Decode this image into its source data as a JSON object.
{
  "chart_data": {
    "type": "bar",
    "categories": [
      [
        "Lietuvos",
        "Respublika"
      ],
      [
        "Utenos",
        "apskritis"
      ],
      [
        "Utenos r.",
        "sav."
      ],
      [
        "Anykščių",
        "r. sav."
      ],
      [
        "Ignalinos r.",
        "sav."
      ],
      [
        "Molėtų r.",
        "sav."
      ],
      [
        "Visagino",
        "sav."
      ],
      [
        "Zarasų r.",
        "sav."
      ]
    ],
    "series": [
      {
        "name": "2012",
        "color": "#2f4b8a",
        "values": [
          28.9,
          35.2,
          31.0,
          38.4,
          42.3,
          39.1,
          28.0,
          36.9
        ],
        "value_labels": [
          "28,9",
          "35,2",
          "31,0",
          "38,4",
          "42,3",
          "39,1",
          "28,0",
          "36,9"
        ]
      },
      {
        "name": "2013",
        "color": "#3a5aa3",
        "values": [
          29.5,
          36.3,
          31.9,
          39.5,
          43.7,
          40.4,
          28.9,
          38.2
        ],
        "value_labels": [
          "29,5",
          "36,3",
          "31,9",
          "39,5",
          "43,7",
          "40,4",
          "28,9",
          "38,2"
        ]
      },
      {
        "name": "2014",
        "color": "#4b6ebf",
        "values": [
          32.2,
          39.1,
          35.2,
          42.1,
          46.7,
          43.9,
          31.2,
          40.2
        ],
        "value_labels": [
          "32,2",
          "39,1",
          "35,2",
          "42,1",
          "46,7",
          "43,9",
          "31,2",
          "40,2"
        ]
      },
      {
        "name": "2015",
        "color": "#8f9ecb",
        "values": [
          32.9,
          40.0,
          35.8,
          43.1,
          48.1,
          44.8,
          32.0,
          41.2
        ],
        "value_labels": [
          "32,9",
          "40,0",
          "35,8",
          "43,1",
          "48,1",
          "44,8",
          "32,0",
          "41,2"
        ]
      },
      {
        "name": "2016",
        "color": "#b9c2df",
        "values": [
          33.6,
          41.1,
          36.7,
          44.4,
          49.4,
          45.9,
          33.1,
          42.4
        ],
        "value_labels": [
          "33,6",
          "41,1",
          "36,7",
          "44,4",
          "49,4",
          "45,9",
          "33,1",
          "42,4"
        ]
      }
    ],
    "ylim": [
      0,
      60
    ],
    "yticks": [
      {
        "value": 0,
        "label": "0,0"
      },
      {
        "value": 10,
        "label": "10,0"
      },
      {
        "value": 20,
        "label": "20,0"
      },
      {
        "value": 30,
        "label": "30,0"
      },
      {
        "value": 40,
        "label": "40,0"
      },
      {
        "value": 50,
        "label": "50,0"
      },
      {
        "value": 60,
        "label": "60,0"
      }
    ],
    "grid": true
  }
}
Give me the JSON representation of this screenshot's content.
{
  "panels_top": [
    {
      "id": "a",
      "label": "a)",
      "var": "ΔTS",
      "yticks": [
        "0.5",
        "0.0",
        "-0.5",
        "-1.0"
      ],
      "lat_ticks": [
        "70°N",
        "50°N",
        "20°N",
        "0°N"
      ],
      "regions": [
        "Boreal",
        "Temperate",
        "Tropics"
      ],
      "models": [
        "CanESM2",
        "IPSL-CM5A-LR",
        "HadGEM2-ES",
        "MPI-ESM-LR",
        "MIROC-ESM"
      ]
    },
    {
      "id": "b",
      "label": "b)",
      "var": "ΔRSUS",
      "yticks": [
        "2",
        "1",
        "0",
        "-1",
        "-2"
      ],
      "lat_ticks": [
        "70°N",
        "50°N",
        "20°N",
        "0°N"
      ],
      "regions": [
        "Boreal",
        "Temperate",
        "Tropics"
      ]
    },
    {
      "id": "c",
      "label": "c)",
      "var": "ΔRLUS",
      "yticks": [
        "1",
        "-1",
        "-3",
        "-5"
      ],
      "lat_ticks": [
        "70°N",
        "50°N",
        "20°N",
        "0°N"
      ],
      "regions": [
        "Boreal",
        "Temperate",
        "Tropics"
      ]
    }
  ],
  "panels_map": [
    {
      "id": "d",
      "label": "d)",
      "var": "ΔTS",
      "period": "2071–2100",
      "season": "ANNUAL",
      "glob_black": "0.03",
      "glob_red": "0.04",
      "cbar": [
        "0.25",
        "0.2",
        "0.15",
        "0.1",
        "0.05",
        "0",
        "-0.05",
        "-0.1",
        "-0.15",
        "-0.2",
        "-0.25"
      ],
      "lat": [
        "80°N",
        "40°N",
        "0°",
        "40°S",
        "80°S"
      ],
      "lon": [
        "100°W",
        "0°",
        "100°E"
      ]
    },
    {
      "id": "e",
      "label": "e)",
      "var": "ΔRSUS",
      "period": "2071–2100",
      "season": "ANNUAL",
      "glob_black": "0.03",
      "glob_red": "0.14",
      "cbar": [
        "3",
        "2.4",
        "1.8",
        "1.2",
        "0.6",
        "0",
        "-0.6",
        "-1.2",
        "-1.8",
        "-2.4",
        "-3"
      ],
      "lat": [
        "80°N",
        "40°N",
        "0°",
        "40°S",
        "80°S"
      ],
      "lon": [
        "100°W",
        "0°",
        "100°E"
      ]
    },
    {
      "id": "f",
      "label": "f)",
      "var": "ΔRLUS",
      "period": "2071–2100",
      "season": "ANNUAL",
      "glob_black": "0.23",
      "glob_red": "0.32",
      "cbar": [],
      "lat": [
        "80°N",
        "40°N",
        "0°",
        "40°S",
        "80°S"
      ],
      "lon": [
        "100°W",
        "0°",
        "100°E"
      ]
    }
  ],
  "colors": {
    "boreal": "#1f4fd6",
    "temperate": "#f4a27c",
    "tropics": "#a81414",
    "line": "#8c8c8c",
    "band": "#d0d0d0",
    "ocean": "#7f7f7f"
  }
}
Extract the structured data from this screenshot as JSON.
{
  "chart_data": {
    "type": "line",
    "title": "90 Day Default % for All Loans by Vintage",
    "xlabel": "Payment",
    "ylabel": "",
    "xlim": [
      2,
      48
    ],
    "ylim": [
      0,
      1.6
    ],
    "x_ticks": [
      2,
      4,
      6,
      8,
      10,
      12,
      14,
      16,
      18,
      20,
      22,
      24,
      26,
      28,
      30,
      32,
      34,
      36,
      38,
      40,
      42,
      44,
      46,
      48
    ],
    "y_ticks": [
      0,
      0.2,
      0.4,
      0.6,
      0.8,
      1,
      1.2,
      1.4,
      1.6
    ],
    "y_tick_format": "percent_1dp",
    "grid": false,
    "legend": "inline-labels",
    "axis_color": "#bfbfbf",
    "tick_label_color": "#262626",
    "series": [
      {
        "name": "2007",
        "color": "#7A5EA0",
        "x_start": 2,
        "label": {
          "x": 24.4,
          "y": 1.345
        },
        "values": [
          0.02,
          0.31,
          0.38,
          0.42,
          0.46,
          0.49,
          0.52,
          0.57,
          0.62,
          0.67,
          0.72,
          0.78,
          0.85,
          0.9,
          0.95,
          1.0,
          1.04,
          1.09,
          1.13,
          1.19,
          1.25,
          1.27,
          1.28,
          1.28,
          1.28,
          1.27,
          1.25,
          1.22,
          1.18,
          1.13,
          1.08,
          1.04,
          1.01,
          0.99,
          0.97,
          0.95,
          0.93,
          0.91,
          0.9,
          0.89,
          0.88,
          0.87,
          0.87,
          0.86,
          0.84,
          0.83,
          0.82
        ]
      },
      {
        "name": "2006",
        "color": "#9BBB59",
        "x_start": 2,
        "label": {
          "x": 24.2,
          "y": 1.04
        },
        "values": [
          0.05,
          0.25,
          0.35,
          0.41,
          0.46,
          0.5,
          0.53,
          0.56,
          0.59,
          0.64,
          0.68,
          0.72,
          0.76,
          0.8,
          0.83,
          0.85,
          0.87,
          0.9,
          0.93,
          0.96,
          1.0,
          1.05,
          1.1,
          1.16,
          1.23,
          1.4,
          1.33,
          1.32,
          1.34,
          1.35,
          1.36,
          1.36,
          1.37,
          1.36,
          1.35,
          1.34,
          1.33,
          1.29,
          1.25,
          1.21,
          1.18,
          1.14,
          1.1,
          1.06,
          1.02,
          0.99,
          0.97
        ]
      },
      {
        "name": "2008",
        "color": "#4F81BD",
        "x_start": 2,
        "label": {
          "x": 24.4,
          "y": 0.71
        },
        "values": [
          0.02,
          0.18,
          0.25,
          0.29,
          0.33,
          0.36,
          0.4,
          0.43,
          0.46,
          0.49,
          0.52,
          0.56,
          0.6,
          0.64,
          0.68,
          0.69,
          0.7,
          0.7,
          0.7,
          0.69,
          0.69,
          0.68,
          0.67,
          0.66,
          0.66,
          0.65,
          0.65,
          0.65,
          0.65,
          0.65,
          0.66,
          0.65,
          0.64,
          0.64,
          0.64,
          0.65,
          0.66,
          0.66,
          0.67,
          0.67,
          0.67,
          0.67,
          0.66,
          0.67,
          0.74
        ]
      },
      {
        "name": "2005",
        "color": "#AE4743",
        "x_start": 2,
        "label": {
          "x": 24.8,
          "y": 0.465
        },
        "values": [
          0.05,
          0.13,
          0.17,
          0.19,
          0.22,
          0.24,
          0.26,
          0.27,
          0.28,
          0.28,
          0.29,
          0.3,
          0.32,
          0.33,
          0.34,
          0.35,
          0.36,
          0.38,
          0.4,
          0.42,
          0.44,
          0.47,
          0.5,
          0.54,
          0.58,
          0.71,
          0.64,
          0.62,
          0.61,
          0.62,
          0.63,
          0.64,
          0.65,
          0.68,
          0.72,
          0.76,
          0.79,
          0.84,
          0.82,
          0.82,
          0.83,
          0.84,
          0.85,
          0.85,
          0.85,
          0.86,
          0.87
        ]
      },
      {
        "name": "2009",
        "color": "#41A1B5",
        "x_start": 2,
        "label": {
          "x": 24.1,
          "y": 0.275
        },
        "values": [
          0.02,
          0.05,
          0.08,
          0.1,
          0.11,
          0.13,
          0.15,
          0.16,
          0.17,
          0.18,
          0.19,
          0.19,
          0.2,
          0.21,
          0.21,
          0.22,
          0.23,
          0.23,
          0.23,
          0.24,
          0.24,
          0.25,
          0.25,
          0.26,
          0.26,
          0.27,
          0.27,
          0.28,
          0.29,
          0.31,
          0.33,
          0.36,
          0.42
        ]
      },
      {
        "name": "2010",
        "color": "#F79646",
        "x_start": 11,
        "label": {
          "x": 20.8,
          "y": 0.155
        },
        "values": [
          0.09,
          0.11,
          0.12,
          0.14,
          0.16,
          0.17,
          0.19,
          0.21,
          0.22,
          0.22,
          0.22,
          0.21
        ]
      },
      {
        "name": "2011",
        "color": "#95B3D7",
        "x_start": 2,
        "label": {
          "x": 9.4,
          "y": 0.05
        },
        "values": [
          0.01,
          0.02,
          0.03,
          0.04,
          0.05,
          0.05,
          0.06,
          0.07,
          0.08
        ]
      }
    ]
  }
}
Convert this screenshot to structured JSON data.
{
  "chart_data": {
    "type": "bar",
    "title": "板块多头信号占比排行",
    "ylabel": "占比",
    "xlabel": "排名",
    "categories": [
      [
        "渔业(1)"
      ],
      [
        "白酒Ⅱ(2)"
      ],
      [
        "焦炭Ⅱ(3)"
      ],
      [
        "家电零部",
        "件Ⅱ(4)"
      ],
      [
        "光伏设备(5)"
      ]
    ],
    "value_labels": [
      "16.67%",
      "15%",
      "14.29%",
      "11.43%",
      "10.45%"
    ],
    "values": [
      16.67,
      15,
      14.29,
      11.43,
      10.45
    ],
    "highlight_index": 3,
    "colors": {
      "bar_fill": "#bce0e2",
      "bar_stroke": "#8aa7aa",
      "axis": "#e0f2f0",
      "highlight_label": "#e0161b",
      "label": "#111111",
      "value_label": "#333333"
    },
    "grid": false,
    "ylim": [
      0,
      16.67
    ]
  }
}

--------------------------------

Set task: Every line of the listing that holds "this" should be found and copied.

Expected answer:
Decode this image into its source data as a JSON object.
Give me the JSON representation of this screenshot's content.
Extract the structured data from this screenshot as JSON.
Convert this screenshot to structured JSON data.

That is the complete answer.